◆ Your instructions
Pull out every line below containing the word "JSON".

◆ Source data
•••••

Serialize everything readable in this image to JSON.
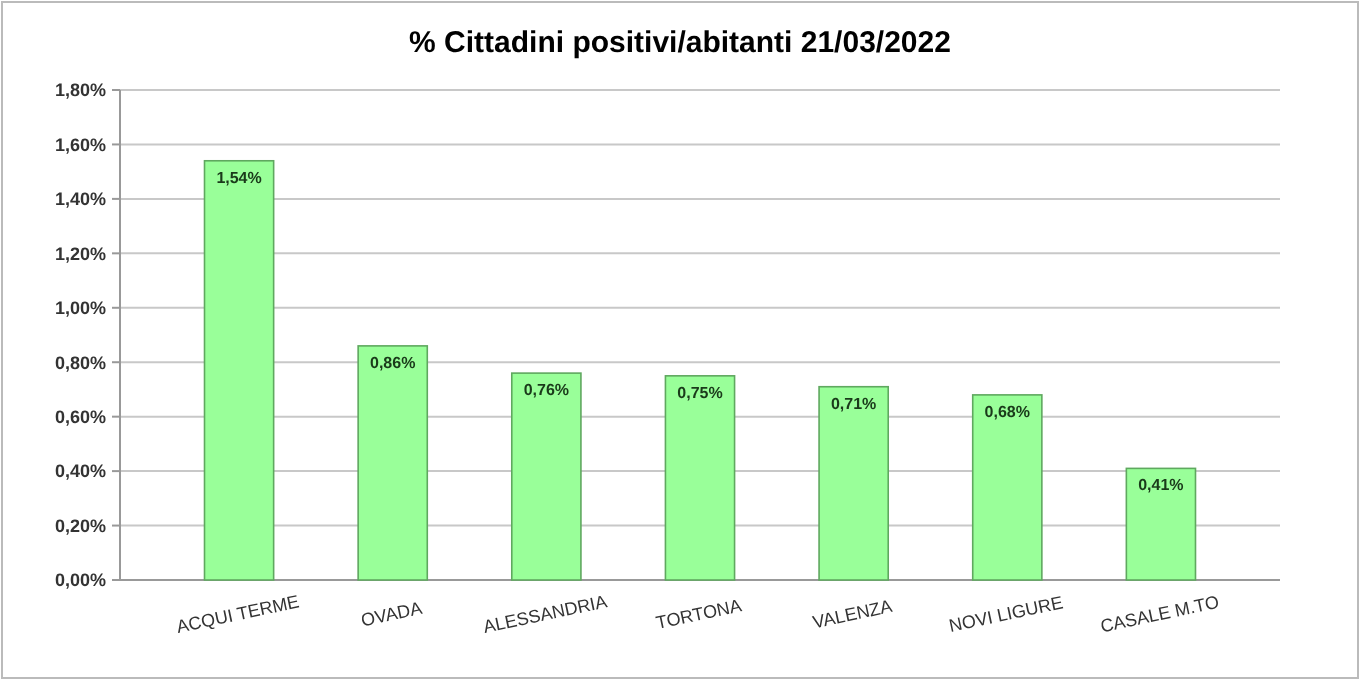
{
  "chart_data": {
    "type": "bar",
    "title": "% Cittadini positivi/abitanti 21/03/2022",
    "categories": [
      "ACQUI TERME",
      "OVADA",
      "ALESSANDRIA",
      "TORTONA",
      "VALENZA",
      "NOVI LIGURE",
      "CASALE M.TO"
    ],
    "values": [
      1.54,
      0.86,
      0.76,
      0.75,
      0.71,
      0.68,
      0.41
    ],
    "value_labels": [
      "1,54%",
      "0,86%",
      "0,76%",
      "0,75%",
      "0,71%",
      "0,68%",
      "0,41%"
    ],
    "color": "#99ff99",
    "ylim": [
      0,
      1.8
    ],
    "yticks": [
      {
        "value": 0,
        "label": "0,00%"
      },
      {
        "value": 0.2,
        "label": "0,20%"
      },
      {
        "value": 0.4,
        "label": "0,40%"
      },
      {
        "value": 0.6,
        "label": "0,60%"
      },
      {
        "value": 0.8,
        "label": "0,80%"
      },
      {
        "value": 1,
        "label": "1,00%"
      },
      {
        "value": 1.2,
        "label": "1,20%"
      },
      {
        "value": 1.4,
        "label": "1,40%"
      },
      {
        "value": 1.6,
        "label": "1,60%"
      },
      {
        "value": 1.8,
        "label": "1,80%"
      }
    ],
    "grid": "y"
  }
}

•••••

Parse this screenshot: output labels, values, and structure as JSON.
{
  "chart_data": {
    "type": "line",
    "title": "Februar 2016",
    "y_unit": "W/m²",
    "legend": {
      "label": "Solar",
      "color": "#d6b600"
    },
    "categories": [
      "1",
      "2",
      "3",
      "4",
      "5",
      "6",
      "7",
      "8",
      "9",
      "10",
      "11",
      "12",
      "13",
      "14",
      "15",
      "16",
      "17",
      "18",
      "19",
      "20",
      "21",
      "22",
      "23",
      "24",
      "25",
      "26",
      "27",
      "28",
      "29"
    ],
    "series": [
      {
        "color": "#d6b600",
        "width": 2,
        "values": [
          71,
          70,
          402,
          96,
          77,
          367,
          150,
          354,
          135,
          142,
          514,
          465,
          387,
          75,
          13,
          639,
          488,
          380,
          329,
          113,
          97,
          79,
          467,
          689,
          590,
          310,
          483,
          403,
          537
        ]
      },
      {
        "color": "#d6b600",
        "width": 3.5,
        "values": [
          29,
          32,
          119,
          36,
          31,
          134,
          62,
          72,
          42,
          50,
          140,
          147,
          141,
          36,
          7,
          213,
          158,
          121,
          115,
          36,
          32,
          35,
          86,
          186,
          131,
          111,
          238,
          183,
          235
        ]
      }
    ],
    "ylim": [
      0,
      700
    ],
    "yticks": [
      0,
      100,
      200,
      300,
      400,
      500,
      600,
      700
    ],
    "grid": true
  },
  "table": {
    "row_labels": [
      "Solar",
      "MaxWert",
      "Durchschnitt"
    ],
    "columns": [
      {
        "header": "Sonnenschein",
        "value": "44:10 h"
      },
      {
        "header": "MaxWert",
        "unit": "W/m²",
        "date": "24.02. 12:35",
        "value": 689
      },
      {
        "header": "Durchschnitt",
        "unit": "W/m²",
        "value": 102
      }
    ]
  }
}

•••••

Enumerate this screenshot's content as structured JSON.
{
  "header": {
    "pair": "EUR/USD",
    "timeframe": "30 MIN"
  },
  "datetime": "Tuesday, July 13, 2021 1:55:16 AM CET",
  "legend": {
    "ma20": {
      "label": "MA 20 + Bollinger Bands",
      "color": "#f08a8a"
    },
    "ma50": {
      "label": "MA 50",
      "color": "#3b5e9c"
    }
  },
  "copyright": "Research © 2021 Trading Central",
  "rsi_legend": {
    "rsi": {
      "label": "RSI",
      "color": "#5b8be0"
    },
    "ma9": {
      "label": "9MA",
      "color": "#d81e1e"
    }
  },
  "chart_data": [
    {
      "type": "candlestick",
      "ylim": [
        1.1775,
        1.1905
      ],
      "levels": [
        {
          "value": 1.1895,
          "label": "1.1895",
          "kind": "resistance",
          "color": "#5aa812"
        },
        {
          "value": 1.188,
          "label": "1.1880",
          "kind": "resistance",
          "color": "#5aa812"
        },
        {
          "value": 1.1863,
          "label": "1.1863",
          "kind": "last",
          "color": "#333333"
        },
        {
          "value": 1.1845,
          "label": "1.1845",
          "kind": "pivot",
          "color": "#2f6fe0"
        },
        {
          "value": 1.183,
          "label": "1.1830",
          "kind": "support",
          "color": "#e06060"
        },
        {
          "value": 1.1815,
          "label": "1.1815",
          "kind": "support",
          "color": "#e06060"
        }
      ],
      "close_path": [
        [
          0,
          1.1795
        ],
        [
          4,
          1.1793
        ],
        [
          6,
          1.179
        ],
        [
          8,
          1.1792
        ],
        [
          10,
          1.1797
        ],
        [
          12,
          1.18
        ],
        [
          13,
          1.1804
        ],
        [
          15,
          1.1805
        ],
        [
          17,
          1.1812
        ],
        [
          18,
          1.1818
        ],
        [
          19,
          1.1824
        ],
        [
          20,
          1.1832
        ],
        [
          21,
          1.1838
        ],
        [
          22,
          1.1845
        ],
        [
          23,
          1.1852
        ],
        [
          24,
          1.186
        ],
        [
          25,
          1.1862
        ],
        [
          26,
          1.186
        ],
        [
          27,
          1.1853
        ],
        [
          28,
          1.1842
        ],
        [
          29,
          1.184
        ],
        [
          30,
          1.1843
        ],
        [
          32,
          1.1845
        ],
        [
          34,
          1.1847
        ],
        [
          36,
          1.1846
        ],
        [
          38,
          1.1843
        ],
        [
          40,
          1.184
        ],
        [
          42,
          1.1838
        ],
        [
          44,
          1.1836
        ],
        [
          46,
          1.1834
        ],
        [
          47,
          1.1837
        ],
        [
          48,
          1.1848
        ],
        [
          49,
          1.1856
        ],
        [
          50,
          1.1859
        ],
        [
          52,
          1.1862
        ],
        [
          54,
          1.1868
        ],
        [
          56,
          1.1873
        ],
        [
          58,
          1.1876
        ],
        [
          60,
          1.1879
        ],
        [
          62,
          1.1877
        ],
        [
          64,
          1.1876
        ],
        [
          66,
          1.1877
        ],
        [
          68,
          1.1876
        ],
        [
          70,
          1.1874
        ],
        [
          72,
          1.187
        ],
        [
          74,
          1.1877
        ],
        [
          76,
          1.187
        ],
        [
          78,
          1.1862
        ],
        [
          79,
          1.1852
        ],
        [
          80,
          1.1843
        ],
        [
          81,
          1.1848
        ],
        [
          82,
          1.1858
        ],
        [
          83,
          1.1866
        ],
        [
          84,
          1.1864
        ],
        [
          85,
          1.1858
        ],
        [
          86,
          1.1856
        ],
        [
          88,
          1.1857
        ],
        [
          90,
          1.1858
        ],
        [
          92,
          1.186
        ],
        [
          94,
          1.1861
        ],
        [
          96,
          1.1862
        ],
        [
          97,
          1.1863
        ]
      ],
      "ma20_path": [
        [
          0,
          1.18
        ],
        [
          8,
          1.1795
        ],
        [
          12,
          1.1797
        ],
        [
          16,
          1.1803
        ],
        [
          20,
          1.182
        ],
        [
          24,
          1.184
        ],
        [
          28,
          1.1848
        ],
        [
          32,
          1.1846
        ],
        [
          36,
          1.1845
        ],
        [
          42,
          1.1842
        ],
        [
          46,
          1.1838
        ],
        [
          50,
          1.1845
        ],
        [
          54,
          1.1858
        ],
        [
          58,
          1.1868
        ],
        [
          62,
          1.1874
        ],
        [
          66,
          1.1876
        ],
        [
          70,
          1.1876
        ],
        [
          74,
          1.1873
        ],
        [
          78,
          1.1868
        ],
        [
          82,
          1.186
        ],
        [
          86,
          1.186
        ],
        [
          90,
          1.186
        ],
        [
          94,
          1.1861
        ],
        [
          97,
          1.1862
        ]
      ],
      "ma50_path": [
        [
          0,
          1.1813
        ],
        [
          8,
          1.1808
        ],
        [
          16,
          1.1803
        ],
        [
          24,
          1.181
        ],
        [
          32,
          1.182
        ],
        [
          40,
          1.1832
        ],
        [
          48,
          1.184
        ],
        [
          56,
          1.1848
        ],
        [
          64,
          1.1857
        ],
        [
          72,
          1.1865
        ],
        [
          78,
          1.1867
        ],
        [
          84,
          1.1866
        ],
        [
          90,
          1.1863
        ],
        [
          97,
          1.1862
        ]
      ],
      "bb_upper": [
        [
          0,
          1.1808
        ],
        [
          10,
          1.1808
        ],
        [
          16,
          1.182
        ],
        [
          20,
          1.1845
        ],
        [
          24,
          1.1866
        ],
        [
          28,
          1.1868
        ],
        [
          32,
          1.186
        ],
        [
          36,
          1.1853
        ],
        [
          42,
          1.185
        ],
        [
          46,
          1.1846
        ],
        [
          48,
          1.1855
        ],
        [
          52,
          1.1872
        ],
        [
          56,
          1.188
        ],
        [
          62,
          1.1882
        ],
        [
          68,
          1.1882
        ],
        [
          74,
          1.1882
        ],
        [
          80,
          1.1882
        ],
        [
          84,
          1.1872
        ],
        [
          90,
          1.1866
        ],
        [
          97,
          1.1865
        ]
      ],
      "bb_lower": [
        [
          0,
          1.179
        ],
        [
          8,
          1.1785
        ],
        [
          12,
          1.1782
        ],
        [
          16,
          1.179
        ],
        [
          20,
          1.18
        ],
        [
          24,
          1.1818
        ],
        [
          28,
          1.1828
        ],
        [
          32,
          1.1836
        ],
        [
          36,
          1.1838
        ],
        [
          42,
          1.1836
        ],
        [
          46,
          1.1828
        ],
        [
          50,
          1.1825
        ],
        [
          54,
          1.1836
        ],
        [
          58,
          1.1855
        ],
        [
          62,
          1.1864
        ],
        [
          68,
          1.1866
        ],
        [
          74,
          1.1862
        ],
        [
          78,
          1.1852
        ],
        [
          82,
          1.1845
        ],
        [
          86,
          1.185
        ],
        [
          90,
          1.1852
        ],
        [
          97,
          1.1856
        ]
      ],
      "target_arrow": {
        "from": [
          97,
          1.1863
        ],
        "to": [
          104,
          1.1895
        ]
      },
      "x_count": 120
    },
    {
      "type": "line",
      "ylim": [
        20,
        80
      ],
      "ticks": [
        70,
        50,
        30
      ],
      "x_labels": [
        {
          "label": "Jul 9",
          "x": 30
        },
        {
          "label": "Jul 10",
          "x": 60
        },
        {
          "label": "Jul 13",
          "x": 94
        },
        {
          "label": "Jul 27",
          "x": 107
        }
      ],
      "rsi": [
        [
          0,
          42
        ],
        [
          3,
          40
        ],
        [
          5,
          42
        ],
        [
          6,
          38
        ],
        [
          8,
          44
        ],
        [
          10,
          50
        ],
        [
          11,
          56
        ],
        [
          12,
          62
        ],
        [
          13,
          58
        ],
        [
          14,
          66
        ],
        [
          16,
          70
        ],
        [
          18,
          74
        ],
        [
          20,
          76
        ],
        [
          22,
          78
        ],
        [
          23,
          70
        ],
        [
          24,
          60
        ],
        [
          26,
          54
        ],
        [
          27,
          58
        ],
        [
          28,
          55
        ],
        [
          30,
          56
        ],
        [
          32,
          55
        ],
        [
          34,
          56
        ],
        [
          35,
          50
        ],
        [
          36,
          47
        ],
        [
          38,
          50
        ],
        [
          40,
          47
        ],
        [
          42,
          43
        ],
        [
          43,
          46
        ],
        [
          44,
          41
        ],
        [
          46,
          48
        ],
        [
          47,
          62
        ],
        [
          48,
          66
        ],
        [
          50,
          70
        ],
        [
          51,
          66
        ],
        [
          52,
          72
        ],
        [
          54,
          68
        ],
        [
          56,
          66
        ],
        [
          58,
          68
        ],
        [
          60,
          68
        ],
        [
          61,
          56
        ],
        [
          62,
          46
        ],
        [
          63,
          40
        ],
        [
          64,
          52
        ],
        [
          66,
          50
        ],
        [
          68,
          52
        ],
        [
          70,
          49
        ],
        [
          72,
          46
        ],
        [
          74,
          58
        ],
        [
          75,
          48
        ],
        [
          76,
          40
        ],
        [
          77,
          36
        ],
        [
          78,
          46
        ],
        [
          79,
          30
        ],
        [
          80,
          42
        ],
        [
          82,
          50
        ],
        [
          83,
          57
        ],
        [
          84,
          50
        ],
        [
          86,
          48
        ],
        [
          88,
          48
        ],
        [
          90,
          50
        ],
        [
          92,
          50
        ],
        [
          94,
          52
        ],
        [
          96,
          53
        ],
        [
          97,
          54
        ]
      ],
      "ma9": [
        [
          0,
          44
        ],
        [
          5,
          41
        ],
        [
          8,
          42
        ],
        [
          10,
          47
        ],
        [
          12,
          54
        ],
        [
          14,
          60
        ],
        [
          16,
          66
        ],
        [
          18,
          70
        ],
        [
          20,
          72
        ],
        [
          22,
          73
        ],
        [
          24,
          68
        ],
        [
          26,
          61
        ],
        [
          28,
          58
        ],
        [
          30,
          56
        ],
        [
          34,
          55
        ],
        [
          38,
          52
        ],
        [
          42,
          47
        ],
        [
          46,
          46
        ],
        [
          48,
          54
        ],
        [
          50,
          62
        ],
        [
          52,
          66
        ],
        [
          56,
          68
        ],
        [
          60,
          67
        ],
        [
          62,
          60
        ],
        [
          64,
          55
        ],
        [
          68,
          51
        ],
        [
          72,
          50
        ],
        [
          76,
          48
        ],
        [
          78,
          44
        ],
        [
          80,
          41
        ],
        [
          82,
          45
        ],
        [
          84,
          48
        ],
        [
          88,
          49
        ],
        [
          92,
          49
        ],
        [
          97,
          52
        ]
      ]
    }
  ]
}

•••••

◆ Result
Serialize everything readable in this image to JSON.
Parse this screenshot: output labels, values, and structure as JSON.
Enumerate this screenshot's content as structured JSON.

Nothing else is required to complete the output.